>> begin Data supplied

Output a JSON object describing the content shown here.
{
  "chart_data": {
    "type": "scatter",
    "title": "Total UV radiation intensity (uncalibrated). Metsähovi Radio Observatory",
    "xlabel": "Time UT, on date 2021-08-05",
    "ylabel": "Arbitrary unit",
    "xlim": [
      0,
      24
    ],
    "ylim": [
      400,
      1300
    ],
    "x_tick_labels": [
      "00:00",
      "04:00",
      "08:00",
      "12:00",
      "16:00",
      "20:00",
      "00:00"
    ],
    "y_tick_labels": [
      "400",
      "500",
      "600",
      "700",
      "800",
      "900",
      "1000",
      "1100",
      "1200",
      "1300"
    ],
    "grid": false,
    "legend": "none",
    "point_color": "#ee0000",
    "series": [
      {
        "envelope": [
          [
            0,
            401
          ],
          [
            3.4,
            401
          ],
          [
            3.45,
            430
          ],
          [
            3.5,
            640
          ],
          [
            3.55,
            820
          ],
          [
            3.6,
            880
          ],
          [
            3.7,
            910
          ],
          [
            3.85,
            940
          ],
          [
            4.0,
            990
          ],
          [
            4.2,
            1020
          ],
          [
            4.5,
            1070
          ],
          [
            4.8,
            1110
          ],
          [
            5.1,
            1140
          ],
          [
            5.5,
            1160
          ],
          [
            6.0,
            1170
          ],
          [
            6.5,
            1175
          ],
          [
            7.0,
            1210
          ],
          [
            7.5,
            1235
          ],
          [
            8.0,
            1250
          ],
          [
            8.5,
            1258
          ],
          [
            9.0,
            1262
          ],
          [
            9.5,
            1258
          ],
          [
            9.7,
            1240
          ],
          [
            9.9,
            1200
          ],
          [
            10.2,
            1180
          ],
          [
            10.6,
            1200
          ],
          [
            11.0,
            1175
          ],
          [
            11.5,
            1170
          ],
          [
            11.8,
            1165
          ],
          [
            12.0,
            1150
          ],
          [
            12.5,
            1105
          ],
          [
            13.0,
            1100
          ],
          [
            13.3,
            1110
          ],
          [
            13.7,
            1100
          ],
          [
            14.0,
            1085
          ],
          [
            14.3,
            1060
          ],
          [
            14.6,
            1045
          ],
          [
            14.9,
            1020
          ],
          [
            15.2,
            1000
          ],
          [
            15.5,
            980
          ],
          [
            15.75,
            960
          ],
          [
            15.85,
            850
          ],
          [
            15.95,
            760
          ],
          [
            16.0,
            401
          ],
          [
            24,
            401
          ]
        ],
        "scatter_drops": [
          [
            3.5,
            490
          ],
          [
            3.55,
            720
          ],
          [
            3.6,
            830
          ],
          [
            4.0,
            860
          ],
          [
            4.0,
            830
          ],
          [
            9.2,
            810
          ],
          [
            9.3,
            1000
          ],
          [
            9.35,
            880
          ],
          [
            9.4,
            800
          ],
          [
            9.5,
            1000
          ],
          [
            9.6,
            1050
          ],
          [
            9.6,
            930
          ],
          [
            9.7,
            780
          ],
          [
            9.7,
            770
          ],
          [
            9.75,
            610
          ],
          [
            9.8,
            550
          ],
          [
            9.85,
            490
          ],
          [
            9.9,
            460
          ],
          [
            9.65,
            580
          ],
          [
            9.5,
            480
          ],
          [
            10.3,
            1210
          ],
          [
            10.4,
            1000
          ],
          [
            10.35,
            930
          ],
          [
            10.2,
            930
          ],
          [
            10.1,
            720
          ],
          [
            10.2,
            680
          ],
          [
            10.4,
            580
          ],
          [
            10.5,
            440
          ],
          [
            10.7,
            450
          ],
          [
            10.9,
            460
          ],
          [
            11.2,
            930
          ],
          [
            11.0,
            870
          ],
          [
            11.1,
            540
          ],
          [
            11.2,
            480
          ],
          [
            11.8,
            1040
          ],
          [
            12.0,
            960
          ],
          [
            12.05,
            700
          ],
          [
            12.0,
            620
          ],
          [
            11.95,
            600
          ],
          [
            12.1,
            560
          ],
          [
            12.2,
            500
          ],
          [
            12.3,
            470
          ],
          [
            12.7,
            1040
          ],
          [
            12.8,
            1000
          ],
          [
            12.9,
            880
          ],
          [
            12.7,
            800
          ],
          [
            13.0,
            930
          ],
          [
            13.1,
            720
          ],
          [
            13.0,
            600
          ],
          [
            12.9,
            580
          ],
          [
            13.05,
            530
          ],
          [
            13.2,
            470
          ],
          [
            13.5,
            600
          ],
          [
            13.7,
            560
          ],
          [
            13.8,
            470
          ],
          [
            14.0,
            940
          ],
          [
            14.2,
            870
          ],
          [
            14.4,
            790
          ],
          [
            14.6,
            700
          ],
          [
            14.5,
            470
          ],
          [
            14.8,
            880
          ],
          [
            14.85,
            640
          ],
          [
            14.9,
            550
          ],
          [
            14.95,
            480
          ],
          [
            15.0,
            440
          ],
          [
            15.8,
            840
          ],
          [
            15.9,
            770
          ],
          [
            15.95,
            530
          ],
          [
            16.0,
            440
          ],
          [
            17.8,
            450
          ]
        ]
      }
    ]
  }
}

>> end Data supplied

Do this: Print out every entry, keeping each one exact.

Answer to this problem:
Output a JSON object describing the content shown here.
{
  "chart_data": {
    "type": "scatter",
    "title": "Total UV radiation intensity (uncalibrated). Metsähovi Radio Observatory",
    "xlabel": "Time UT, on date 2021-08-05",
    "ylabel": "Arbitrary unit",
    "xlim": [
      0,
      24
    ],
    "ylim": [
      400,
      1300
    ],
    "x_tick_labels": [
      "00:00",
      "04:00",
      "08:00",
      "12:00",
      "16:00",
      "20:00",
      "00:00"
    ],
    "y_tick_labels": [
      "400",
      "500",
      "600",
      "700",
      "800",
      "900",
      "1000",
      "1100",
      "1200",
      "1300"
    ],
    "grid": false,
    "legend": "none",
    "point_color": "#ee0000",
    "series": [
      {
        "envelope": [
          [
            0,
            401
          ],
          [
            3.4,
            401
          ],
          [
            3.45,
            430
          ],
          [
            3.5,
            640
          ],
          [
            3.55,
            820
          ],
          [
            3.6,
            880
          ],
          [
            3.7,
            910
          ],
          [
            3.85,
            940
          ],
          [
            4.0,
            990
          ],
          [
            4.2,
            1020
          ],
          [
            4.5,
            1070
          ],
          [
            4.8,
            1110
          ],
          [
            5.1,
            1140
          ],
          [
            5.5,
            1160
          ],
          [
            6.0,
            1170
          ],
          [
            6.5,
            1175
          ],
          [
            7.0,
            1210
          ],
          [
            7.5,
            1235
          ],
          [
            8.0,
            1250
          ],
          [
            8.5,
            1258
          ],
          [
            9.0,
            1262
          ],
          [
            9.5,
            1258
          ],
          [
            9.7,
            1240
          ],
          [
            9.9,
            1200
          ],
          [
            10.2,
            1180
          ],
          [
            10.6,
            1200
          ],
          [
            11.0,
            1175
          ],
          [
            11.5,
            1170
          ],
          [
            11.8,
            1165
          ],
          [
            12.0,
            1150
          ],
          [
            12.5,
            1105
          ],
          [
            13.0,
            1100
          ],
          [
            13.3,
            1110
          ],
          [
            13.7,
            1100
          ],
          [
            14.0,
            1085
          ],
          [
            14.3,
            1060
          ],
          [
            14.6,
            1045
          ],
          [
            14.9,
            1020
          ],
          [
            15.2,
            1000
          ],
          [
            15.5,
            980
          ],
          [
            15.75,
            960
          ],
          [
            15.85,
            850
          ],
          [
            15.95,
            760
          ],
          [
            16.0,
            401
          ],
          [
            24,
            401
          ]
        ],
        "scatter_drops": [
          [
            3.5,
            490
          ],
          [
            3.55,
            720
          ],
          [
            3.6,
            830
          ],
          [
            4.0,
            860
          ],
          [
            4.0,
            830
          ],
          [
            9.2,
            810
          ],
          [
            9.3,
            1000
          ],
          [
            9.35,
            880
          ],
          [
            9.4,
            800
          ],
          [
            9.5,
            1000
          ],
          [
            9.6,
            1050
          ],
          [
            9.6,
            930
          ],
          [
            9.7,
            780
          ],
          [
            9.7,
            770
          ],
          [
            9.75,
            610
          ],
          [
            9.8,
            550
          ],
          [
            9.85,
            490
          ],
          [
            9.9,
            460
          ],
          [
            9.65,
            580
          ],
          [
            9.5,
            480
          ],
          [
            10.3,
            1210
          ],
          [
            10.4,
            1000
          ],
          [
            10.35,
            930
          ],
          [
            10.2,
            930
          ],
          [
            10.1,
            720
          ],
          [
            10.2,
            680
          ],
          [
            10.4,
            580
          ],
          [
            10.5,
            440
          ],
          [
            10.7,
            450
          ],
          [
            10.9,
            460
          ],
          [
            11.2,
            930
          ],
          [
            11.0,
            870
          ],
          [
            11.1,
            540
          ],
          [
            11.2,
            480
          ],
          [
            11.8,
            1040
          ],
          [
            12.0,
            960
          ],
          [
            12.05,
            700
          ],
          [
            12.0,
            620
          ],
          [
            11.95,
            600
          ],
          [
            12.1,
            560
          ],
          [
            12.2,
            500
          ],
          [
            12.3,
            470
          ],
          [
            12.7,
            1040
          ],
          [
            12.8,
            1000
          ],
          [
            12.9,
            880
          ],
          [
            12.7,
            800
          ],
          [
            13.0,
            930
          ],
          [
            13.1,
            720
          ],
          [
            13.0,
            600
          ],
          [
            12.9,
            580
          ],
          [
            13.05,
            530
          ],
          [
            13.2,
            470
          ],
          [
            13.5,
            600
          ],
          [
            13.7,
            560
          ],
          [
            13.8,
            470
          ],
          [
            14.0,
            940
          ],
          [
            14.2,
            870
          ],
          [
            14.4,
            790
          ],
          [
            14.6,
            700
          ],
          [
            14.5,
            470
          ],
          [
            14.8,
            880
          ],
          [
            14.85,
            640
          ],
          [
            14.9,
            550
          ],
          [
            14.95,
            480
          ],
          [
            15.0,
            440
          ],
          [
            15.8,
            840
          ],
          [
            15.9,
            770
          ],
          [
            15.95,
            530
          ],
          [
            16.0,
            440
          ],
          [
            17.8,
            450
          ]
        ]
      }
    ]
  }
}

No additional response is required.